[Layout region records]
□ □ □

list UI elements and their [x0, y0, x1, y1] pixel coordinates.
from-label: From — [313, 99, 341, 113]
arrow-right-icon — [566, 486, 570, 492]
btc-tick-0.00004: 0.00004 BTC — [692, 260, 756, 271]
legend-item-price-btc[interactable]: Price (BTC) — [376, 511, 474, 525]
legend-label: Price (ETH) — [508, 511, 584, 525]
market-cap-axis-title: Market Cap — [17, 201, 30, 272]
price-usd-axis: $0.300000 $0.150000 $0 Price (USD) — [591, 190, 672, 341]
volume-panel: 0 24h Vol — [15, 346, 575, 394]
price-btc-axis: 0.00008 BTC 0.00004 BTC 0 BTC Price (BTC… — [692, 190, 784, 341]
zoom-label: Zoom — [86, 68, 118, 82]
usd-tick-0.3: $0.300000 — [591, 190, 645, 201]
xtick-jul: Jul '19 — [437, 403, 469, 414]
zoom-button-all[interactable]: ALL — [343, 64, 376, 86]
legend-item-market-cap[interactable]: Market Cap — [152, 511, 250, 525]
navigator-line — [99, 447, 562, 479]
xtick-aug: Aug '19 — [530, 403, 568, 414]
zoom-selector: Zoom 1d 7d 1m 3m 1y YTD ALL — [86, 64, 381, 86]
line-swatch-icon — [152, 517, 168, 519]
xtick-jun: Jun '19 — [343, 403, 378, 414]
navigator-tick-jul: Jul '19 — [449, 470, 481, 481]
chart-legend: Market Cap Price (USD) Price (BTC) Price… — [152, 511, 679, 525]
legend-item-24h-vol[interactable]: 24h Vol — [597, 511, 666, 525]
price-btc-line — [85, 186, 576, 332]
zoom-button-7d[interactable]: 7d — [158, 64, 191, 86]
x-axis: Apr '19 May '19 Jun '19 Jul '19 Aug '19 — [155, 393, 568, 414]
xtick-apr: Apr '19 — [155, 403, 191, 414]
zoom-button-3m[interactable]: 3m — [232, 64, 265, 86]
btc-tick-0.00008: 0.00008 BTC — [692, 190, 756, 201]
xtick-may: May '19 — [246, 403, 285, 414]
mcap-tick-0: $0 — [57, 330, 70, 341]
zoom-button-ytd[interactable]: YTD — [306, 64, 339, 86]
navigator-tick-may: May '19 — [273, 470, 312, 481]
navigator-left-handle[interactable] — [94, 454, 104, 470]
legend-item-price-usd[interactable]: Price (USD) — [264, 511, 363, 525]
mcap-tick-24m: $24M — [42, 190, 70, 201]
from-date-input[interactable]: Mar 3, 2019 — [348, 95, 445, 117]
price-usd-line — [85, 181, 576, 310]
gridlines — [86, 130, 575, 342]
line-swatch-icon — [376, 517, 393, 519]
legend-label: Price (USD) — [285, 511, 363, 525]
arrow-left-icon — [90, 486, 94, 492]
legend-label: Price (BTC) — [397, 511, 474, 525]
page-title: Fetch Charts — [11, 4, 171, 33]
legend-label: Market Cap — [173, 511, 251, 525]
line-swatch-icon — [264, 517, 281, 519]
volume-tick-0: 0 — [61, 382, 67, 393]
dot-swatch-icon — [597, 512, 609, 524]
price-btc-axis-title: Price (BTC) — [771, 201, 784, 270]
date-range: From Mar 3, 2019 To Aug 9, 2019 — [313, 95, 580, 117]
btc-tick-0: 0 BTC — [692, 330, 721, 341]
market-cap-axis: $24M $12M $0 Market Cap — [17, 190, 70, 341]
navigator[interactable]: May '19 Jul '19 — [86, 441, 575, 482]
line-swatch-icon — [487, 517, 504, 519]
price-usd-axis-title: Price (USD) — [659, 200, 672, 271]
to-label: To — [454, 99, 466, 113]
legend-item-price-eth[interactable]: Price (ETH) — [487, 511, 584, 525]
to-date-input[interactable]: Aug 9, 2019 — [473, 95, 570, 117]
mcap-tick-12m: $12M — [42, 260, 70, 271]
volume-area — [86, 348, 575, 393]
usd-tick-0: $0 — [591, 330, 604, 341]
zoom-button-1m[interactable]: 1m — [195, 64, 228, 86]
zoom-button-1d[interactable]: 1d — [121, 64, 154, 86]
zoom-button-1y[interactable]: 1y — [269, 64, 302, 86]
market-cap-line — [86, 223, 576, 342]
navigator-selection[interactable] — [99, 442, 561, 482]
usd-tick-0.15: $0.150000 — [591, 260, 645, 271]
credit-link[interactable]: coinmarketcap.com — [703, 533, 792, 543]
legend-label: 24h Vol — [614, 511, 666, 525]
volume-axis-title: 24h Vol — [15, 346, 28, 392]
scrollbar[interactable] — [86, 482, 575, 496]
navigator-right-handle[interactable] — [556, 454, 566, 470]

□ □ □

▶ TASK TO COMPLETE:
Reproduce every line of the records above without changing a single character.

▶ WRITTEN ANSWER:
list UI elements and their [x0, y0, x1, y1] pixel coordinates.
from-label: From — [313, 99, 341, 113]
arrow-right-icon — [566, 486, 570, 492]
btc-tick-0.00004: 0.00004 BTC — [692, 260, 756, 271]
legend-item-price-btc[interactable]: Price (BTC) — [376, 511, 474, 525]
legend-label: Price (ETH) — [508, 511, 584, 525]
market-cap-axis-title: Market Cap — [17, 201, 30, 272]
price-usd-axis: $0.300000 $0.150000 $0 Price (USD) — [591, 190, 672, 341]
volume-panel: 0 24h Vol — [15, 346, 575, 394]
price-btc-axis: 0.00008 BTC 0.00004 BTC 0 BTC Price (BTC… — [692, 190, 784, 341]
zoom-label: Zoom — [86, 68, 118, 82]
usd-tick-0.3: $0.300000 — [591, 190, 645, 201]
xtick-jul: Jul '19 — [437, 403, 469, 414]
zoom-button-all[interactable]: ALL — [343, 64, 376, 86]
legend-item-market-cap[interactable]: Market Cap — [152, 511, 250, 525]
navigator-line — [99, 447, 562, 479]
xtick-aug: Aug '19 — [530, 403, 568, 414]
zoom-selector: Zoom 1d 7d 1m 3m 1y YTD ALL — [86, 64, 381, 86]
line-swatch-icon — [152, 517, 168, 519]
xtick-jun: Jun '19 — [343, 403, 378, 414]
navigator-tick-jul: Jul '19 — [449, 470, 481, 481]
chart-legend: Market Cap Price (USD) Price (BTC) Price… — [152, 511, 679, 525]
legend-item-24h-vol[interactable]: 24h Vol — [597, 511, 666, 525]
price-btc-line — [85, 186, 576, 332]
zoom-button-7d[interactable]: 7d — [158, 64, 191, 86]
x-axis: Apr '19 May '19 Jun '19 Jul '19 Aug '19 — [155, 393, 568, 414]
xtick-apr: Apr '19 — [155, 403, 191, 414]
zoom-button-3m[interactable]: 3m — [232, 64, 265, 86]
btc-tick-0.00008: 0.00008 BTC — [692, 190, 756, 201]
xtick-may: May '19 — [246, 403, 285, 414]
mcap-tick-0: $0 — [57, 330, 70, 341]
zoom-button-ytd[interactable]: YTD — [306, 64, 339, 86]
navigator-tick-may: May '19 — [273, 470, 312, 481]
navigator-left-handle[interactable] — [94, 454, 104, 470]
legend-item-price-usd[interactable]: Price (USD) — [264, 511, 363, 525]
mcap-tick-24m: $24M — [42, 190, 70, 201]
from-date-input[interactable]: Mar 3, 2019 — [348, 95, 445, 117]
price-usd-line — [85, 181, 576, 310]
gridlines — [86, 130, 575, 342]
line-swatch-icon — [376, 517, 393, 519]
legend-label: Price (USD) — [285, 511, 363, 525]
arrow-left-icon — [90, 486, 94, 492]
legend-label: Price (BTC) — [397, 511, 474, 525]
page-title: Fetch Charts — [11, 4, 171, 33]
legend-label: Market Cap — [173, 511, 251, 525]
line-swatch-icon — [264, 517, 281, 519]
volume-tick-0: 0 — [61, 382, 67, 393]
dot-swatch-icon — [597, 512, 609, 524]
price-btc-axis-title: Price (BTC) — [771, 201, 784, 270]
date-range: From Mar 3, 2019 To Aug 9, 2019 — [313, 95, 580, 117]
btc-tick-0: 0 BTC — [692, 330, 721, 341]
market-cap-axis: $24M $12M $0 Market Cap — [17, 190, 70, 341]
navigator[interactable]: May '19 Jul '19 — [86, 441, 575, 482]
line-swatch-icon — [487, 517, 504, 519]
price-usd-axis-title: Price (USD) — [659, 200, 672, 271]
to-label: To — [454, 99, 466, 113]
legend-item-price-eth[interactable]: Price (ETH) — [487, 511, 584, 525]
to-date-input[interactable]: Aug 9, 2019 — [473, 95, 570, 117]
mcap-tick-12m: $12M — [42, 260, 70, 271]
volume-area — [86, 348, 575, 393]
usd-tick-0: $0 — [591, 330, 604, 341]
zoom-button-1m[interactable]: 1m — [195, 64, 228, 86]
zoom-button-1d[interactable]: 1d — [121, 64, 154, 86]
zoom-button-1y[interactable]: 1y — [269, 64, 302, 86]
market-cap-line — [86, 223, 576, 342]
navigator-selection[interactable] — [99, 442, 561, 482]
usd-tick-0.15: $0.150000 — [591, 260, 645, 271]
credit-link[interactable]: coinmarketcap.com — [703, 533, 792, 543]
legend-label: 24h Vol — [614, 511, 666, 525]
volume-axis-title: 24h Vol — [15, 346, 28, 392]
scrollbar[interactable] — [86, 482, 575, 496]
navigator-right-handle[interactable] — [556, 454, 566, 470]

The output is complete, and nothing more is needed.